Edit the records from the line with "Patent image size: (790, 751)." to the end of the records by replacing "switching regulator" with "voltage regulator". Reproduce those lines with no other change.

=-=-=-=-=

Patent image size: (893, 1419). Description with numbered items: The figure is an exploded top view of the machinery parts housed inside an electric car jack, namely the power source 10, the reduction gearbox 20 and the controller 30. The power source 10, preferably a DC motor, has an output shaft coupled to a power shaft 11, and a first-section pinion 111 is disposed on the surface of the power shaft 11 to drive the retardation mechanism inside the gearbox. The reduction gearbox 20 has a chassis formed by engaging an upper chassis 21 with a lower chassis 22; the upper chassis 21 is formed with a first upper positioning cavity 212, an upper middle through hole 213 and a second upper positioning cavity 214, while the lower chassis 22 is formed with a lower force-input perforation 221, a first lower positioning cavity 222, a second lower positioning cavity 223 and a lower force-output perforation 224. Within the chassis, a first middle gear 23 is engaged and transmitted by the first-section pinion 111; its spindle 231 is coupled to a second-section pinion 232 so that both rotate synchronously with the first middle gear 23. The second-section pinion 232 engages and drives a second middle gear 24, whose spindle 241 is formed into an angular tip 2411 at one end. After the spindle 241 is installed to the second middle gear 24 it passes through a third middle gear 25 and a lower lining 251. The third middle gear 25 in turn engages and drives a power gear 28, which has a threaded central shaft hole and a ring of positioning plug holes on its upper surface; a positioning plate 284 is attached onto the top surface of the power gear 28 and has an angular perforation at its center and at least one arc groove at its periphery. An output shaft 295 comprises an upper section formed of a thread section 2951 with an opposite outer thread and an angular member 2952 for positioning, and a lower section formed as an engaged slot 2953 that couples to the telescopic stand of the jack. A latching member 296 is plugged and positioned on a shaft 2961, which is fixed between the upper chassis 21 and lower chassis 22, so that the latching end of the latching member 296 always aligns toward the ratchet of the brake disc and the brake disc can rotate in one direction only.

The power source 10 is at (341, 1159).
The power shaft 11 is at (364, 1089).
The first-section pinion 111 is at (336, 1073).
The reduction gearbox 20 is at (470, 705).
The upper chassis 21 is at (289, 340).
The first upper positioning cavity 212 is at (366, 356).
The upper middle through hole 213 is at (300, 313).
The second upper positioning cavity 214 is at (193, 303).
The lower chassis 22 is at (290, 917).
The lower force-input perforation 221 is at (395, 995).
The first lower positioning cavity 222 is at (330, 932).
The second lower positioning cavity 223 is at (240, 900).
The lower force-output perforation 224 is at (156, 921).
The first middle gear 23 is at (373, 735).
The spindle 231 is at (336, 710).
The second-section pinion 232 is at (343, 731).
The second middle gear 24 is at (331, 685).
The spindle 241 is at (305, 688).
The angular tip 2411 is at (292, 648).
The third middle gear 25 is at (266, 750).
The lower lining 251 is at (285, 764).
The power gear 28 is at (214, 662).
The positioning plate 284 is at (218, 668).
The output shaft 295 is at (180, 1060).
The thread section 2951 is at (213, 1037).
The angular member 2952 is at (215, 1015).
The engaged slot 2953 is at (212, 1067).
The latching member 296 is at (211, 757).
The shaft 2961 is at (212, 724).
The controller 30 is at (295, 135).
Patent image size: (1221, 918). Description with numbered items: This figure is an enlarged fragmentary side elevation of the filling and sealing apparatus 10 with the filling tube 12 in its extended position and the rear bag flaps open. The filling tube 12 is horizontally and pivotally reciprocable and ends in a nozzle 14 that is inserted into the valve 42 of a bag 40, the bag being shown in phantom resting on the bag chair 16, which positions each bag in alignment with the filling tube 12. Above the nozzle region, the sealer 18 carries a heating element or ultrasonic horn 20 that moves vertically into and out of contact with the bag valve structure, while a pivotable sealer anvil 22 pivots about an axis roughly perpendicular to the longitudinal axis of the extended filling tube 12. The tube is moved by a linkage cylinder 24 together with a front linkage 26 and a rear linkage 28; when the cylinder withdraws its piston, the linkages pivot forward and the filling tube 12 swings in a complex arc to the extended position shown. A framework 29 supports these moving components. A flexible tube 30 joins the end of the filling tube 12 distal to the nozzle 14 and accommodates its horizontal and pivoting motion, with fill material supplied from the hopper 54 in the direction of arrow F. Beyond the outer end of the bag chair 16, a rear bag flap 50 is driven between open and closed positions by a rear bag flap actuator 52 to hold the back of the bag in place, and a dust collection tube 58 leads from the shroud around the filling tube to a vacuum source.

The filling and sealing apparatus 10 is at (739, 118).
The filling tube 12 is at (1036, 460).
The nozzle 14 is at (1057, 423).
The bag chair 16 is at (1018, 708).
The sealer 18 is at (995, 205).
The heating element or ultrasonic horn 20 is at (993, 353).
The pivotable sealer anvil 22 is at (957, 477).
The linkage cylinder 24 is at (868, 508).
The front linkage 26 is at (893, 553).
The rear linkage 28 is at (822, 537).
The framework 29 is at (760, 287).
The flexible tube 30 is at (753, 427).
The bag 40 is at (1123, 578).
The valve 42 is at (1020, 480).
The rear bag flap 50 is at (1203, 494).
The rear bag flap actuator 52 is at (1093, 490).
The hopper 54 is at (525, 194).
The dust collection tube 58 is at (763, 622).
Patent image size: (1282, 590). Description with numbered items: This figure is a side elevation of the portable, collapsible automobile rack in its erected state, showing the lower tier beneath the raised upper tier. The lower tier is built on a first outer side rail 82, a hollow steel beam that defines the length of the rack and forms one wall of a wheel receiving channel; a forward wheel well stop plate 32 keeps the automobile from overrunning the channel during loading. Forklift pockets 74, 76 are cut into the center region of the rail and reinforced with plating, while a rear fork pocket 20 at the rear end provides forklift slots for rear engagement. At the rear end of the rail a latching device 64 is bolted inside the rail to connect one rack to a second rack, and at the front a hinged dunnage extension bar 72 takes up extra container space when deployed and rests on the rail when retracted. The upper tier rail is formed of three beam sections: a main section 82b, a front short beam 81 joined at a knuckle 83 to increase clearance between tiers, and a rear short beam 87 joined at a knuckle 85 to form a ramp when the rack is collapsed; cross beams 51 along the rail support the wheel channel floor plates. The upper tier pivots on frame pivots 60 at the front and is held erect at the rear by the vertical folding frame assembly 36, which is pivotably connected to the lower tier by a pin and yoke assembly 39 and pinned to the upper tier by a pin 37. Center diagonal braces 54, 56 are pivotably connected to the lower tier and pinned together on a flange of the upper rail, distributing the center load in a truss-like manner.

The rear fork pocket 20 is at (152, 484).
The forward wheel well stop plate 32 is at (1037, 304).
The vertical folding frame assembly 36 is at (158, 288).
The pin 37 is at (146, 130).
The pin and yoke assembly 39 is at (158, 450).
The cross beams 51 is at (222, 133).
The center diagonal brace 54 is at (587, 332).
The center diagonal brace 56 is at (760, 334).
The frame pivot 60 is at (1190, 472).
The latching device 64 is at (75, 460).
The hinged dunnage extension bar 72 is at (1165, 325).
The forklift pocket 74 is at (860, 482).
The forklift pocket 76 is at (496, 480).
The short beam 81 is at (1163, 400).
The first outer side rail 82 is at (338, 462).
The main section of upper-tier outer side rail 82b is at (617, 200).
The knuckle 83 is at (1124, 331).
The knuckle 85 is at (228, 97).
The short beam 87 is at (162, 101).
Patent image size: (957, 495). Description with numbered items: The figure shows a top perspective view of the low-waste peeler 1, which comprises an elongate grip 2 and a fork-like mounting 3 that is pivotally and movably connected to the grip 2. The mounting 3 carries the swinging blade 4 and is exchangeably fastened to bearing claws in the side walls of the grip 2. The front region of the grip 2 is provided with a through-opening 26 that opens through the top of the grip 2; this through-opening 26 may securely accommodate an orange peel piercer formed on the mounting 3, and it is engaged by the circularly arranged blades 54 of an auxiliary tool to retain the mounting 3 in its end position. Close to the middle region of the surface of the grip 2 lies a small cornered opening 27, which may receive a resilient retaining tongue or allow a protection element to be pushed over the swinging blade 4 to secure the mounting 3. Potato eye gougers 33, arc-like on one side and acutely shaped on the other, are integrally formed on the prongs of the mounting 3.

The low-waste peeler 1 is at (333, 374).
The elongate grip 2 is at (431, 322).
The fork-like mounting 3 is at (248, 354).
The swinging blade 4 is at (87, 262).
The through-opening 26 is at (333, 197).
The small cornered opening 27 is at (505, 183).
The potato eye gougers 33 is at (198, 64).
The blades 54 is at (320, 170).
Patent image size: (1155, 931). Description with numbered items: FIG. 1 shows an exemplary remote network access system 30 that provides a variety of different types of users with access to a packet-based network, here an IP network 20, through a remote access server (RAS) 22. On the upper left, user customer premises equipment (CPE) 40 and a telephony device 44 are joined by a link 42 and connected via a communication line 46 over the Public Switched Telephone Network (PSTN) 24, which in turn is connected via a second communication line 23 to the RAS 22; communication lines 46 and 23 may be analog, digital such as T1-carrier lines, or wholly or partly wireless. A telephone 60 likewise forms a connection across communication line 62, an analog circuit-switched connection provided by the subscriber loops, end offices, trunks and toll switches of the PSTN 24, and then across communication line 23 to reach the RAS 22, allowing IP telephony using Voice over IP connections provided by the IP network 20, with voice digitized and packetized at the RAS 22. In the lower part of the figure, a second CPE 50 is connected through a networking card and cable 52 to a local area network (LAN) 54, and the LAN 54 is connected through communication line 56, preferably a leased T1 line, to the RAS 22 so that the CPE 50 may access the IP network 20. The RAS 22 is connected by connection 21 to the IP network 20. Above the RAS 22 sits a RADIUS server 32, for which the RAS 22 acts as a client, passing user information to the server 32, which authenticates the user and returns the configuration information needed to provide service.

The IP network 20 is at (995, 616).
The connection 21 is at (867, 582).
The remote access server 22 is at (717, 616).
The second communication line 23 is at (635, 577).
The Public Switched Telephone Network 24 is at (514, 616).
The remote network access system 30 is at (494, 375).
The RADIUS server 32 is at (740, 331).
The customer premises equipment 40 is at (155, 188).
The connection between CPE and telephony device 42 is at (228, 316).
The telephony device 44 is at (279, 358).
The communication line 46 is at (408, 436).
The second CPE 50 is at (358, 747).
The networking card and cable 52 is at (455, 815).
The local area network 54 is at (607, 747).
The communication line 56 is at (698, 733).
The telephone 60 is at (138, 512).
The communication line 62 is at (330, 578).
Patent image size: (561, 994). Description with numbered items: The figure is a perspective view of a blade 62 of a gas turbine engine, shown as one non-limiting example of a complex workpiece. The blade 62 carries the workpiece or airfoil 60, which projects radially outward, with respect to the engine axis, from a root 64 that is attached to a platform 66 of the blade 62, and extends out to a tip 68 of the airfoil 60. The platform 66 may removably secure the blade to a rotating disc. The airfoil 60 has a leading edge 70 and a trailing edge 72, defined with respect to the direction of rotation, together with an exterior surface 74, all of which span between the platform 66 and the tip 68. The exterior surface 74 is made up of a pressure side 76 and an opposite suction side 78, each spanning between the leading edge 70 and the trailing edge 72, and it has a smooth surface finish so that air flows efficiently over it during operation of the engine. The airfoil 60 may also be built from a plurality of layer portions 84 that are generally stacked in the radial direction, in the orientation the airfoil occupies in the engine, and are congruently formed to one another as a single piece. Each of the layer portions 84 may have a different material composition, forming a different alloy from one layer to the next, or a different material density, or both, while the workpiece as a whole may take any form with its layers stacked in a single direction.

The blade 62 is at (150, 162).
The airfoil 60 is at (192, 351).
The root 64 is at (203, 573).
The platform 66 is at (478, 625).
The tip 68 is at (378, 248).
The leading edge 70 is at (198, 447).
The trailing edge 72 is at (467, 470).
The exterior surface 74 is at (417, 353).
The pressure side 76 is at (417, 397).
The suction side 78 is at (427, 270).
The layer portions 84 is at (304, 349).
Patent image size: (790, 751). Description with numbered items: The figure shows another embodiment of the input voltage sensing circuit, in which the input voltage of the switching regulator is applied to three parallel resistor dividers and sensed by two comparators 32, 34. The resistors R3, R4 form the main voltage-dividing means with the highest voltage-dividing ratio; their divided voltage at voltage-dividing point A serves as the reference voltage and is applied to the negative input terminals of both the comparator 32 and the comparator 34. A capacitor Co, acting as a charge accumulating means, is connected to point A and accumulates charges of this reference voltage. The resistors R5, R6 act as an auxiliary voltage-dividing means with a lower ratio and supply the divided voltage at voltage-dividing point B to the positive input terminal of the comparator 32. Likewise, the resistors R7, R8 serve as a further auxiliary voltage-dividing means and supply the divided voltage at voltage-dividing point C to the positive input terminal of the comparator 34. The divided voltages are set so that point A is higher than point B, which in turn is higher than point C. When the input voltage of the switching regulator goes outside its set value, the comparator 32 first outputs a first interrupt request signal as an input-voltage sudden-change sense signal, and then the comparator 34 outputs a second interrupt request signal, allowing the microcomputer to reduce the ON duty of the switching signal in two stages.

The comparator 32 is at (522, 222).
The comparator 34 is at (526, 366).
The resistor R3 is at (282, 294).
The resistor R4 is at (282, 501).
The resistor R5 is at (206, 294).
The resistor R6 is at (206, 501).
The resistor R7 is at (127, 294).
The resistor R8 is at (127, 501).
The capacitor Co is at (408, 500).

=-=-=-=-=

[RESPONSE TO THIS EXERCISE]:
Patent image size: (790, 751). Description with numbered items: The figure shows another embodiment of the input voltage sensing circuit, in which the input voltage of the voltage regulator is applied to three parallel resistor dividers and sensed by two comparators 32, 34. The resistors R3, R4 form the main voltage-dividing means with the highest voltage-dividing ratio; their divided voltage at voltage-dividing point A serves as the reference voltage and is applied to the negative input terminals of both the comparator 32 and the comparator 34. A capacitor Co, acting as a charge accumulating means, is connected to point A and accumulates charges of this reference voltage. The resistors R5, R6 act as an auxiliary voltage-dividing means with a lower ratio and supply the divided voltage at voltage-dividing point B to the positive input terminal of the comparator 32. Likewise, the resistors R7, R8 serve as a further auxiliary voltage-dividing means and supply the divided voltage at voltage-dividing point C to the positive input terminal of the comparator 34. The divided voltages are set so that point A is higher than point B, which in turn is higher than point C. When the input voltage of the voltage regulator goes outside its set value, the comparator 32 first outputs a first interrupt request signal as an input-voltage sudden-change sense signal, and then the comparator 34 outputs a second interrupt request signal, allowing the microcomputer to reduce the ON duty of the switching signal in two stages.

The comparator 32 is at (522, 222).
The comparator 34 is at (526, 366).
The resistor R3 is at (282, 294).
The resistor R4 is at (282, 501).
The resistor R5 is at (206, 294).
The resistor R6 is at (206, 501).
The resistor R7 is at (127, 294).
The resistor R8 is at (127, 501).
The capacitor Co is at (408, 500).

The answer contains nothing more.